(Dataset rows about figures)
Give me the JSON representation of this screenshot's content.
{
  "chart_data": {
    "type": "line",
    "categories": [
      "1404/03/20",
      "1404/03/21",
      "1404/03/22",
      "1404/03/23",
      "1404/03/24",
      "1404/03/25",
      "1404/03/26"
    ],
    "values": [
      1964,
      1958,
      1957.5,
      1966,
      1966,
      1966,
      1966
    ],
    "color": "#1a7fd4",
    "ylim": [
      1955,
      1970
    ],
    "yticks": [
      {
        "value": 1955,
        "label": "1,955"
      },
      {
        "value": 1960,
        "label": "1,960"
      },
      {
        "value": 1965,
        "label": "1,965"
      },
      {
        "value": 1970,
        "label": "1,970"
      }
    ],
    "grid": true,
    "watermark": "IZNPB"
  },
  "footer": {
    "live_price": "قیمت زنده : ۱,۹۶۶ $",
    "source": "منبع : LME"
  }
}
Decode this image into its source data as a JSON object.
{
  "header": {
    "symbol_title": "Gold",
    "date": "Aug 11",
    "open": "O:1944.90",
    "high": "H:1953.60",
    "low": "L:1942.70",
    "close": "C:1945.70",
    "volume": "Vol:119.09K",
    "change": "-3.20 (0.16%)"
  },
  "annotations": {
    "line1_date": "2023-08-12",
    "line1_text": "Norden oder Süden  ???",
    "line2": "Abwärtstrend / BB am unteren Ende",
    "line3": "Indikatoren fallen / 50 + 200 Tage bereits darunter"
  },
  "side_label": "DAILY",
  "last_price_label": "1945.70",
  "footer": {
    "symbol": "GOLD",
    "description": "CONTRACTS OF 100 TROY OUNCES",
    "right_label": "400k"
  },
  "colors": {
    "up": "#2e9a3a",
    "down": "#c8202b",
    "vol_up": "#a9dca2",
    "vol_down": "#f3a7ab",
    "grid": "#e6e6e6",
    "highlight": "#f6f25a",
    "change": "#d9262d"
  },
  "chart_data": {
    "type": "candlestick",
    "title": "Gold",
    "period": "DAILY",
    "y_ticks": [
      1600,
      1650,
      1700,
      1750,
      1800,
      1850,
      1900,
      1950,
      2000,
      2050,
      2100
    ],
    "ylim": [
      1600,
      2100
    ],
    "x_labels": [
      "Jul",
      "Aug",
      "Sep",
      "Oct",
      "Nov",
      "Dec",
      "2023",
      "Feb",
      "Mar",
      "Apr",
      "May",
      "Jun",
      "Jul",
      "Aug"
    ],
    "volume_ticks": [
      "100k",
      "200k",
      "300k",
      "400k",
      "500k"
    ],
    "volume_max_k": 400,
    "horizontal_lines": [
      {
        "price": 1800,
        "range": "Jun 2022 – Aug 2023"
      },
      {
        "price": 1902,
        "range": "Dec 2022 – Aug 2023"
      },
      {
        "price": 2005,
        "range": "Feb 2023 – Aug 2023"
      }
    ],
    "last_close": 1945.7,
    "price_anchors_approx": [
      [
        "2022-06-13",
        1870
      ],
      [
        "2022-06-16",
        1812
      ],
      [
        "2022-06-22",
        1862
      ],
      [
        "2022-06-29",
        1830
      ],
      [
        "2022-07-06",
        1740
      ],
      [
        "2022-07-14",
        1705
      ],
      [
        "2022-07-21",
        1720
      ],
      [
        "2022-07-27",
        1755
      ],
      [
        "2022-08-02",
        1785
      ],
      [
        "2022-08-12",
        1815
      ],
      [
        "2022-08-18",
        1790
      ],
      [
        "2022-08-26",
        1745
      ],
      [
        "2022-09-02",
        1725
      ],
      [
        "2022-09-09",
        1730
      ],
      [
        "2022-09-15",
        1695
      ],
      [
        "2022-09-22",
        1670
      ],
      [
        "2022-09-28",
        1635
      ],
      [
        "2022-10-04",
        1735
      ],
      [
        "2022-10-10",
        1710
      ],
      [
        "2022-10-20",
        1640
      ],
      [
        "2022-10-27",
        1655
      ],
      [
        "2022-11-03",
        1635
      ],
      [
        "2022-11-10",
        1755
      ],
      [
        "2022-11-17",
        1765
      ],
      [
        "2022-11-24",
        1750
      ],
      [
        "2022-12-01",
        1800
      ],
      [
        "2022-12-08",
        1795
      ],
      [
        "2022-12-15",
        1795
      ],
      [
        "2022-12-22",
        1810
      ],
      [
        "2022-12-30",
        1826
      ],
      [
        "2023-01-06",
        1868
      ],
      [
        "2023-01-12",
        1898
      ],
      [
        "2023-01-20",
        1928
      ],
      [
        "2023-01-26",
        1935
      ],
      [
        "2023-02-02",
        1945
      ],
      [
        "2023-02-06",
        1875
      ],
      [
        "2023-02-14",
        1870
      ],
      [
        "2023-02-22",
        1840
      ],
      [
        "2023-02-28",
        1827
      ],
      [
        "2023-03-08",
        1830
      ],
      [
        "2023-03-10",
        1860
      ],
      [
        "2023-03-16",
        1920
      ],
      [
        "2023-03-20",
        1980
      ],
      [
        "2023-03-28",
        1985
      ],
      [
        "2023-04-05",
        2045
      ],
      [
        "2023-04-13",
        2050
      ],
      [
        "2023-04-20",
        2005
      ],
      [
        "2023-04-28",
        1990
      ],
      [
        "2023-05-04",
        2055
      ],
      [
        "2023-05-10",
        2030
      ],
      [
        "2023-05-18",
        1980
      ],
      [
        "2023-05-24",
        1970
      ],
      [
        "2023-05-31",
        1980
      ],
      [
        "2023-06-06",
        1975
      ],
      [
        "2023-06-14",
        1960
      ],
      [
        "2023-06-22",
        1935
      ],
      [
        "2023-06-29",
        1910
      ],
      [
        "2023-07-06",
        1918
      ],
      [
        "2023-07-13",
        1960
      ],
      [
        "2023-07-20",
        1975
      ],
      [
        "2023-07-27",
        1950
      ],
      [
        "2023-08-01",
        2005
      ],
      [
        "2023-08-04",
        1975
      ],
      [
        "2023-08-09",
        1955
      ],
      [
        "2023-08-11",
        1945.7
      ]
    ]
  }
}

> **WHAT IS ASKED**:
Can you give every line above again, exactly as written?

> **SOLUTION TO THE EXERCISE**:
Give me the JSON representation of this screenshot's content.
{
  "chart_data": {
    "type": "line",
    "categories": [
      "1404/03/20",
      "1404/03/21",
      "1404/03/22",
      "1404/03/23",
      "1404/03/24",
      "1404/03/25",
      "1404/03/26"
    ],
    "values": [
      1964,
      1958,
      1957.5,
      1966,
      1966,
      1966,
      1966
    ],
    "color": "#1a7fd4",
    "ylim": [
      1955,
      1970
    ],
    "yticks": [
      {
        "value": 1955,
        "label": "1,955"
      },
      {
        "value": 1960,
        "label": "1,960"
      },
      {
        "value": 1965,
        "label": "1,965"
      },
      {
        "value": 1970,
        "label": "1,970"
      }
    ],
    "grid": true,
    "watermark": "IZNPB"
  },
  "footer": {
    "live_price": "قیمت زنده : ۱,۹۶۶ $",
    "source": "منبع : LME"
  }
}
Decode this image into its source data as a JSON object.
{
  "header": {
    "symbol_title": "Gold",
    "date": "Aug 11",
    "open": "O:1944.90",
    "high": "H:1953.60",
    "low": "L:1942.70",
    "close": "C:1945.70",
    "volume": "Vol:119.09K",
    "change": "-3.20 (0.16%)"
  },
  "annotations": {
    "line1_date": "2023-08-12",
    "line1_text": "Norden oder Süden  ???",
    "line2": "Abwärtstrend / BB am unteren Ende",
    "line3": "Indikatoren fallen / 50 + 200 Tage bereits darunter"
  },
  "side_label": "DAILY",
  "last_price_label": "1945.70",
  "footer": {
    "symbol": "GOLD",
    "description": "CONTRACTS OF 100 TROY OUNCES",
    "right_label": "400k"
  },
  "colors": {
    "up": "#2e9a3a",
    "down": "#c8202b",
    "vol_up": "#a9dca2",
    "vol_down": "#f3a7ab",
    "grid": "#e6e6e6",
    "highlight": "#f6f25a",
    "change": "#d9262d"
  },
  "chart_data": {
    "type": "candlestick",
    "title": "Gold",
    "period": "DAILY",
    "y_ticks": [
      1600,
      1650,
      1700,
      1750,
      1800,
      1850,
      1900,
      1950,
      2000,
      2050,
      2100
    ],
    "ylim": [
      1600,
      2100
    ],
    "x_labels": [
      "Jul",
      "Aug",
      "Sep",
      "Oct",
      "Nov",
      "Dec",
      "2023",
      "Feb",
      "Mar",
      "Apr",
      "May",
      "Jun",
      "Jul",
      "Aug"
    ],
    "volume_ticks": [
      "100k",
      "200k",
      "300k",
      "400k",
      "500k"
    ],
    "volume_max_k": 400,
    "horizontal_lines": [
      {
        "price": 1800,
        "range": "Jun 2022 – Aug 2023"
      },
      {
        "price": 1902,
        "range": "Dec 2022 – Aug 2023"
      },
      {
        "price": 2005,
        "range": "Feb 2023 – Aug 2023"
      }
    ],
    "last_close": 1945.7,
    "price_anchors_approx": [
      [
        "2022-06-13",
        1870
      ],
      [
        "2022-06-16",
        1812
      ],
      [
        "2022-06-22",
        1862
      ],
      [
        "2022-06-29",
        1830
      ],
      [
        "2022-07-06",
        1740
      ],
      [
        "2022-07-14",
        1705
      ],
      [
        "2022-07-21",
        1720
      ],
      [
        "2022-07-27",
        1755
      ],
      [
        "2022-08-02",
        1785
      ],
      [
        "2022-08-12",
        1815
      ],
      [
        "2022-08-18",
        1790
      ],
      [
        "2022-08-26",
        1745
      ],
      [
        "2022-09-02",
        1725
      ],
      [
        "2022-09-09",
        1730
      ],
      [
        "2022-09-15",
        1695
      ],
      [
        "2022-09-22",
        1670
      ],
      [
        "2022-09-28",
        1635
      ],
      [
        "2022-10-04",
        1735
      ],
      [
        "2022-10-10",
        1710
      ],
      [
        "2022-10-20",
        1640
      ],
      [
        "2022-10-27",
        1655
      ],
      [
        "2022-11-03",
        1635
      ],
      [
        "2022-11-10",
        1755
      ],
      [
        "2022-11-17",
        1765
      ],
      [
        "2022-11-24",
        1750
      ],
      [
        "2022-12-01",
        1800
      ],
      [
        "2022-12-08",
        1795
      ],
      [
        "2022-12-15",
        1795
      ],
      [
        "2022-12-22",
        1810
      ],
      [
        "2022-12-30",
        1826
      ],
      [
        "2023-01-06",
        1868
      ],
      [
        "2023-01-12",
        1898
      ],
      [
        "2023-01-20",
        1928
      ],
      [
        "2023-01-26",
        1935
      ],
      [
        "2023-02-02",
        1945
      ],
      [
        "2023-02-06",
        1875
      ],
      [
        "2023-02-14",
        1870
      ],
      [
        "2023-02-22",
        1840
      ],
      [
        "2023-02-28",
        1827
      ],
      [
        "2023-03-08",
        1830
      ],
      [
        "2023-03-10",
        1860
      ],
      [
        "2023-03-16",
        1920
      ],
      [
        "2023-03-20",
        1980
      ],
      [
        "2023-03-28",
        1985
      ],
      [
        "2023-04-05",
        2045
      ],
      [
        "2023-04-13",
        2050
      ],
      [
        "2023-04-20",
        2005
      ],
      [
        "2023-04-28",
        1990
      ],
      [
        "2023-05-04",
        2055
      ],
      [
        "2023-05-10",
        2030
      ],
      [
        "2023-05-18",
        1980
      ],
      [
        "2023-05-24",
        1970
      ],
      [
        "2023-05-31",
        1980
      ],
      [
        "2023-06-06",
        1975
      ],
      [
        "2023-06-14",
        1960
      ],
      [
        "2023-06-22",
        1935
      ],
      [
        "2023-06-29",
        1910
      ],
      [
        "2023-07-06",
        1918
      ],
      [
        "2023-07-13",
        1960
      ],
      [
        "2023-07-20",
        1975
      ],
      [
        "2023-07-27",
        1950
      ],
      [
        "2023-08-01",
        2005
      ],
      [
        "2023-08-04",
        1975
      ],
      [
        "2023-08-09",
        1955
      ],
      [
        "2023-08-11",
        1945.7
      ]
    ]
  }
}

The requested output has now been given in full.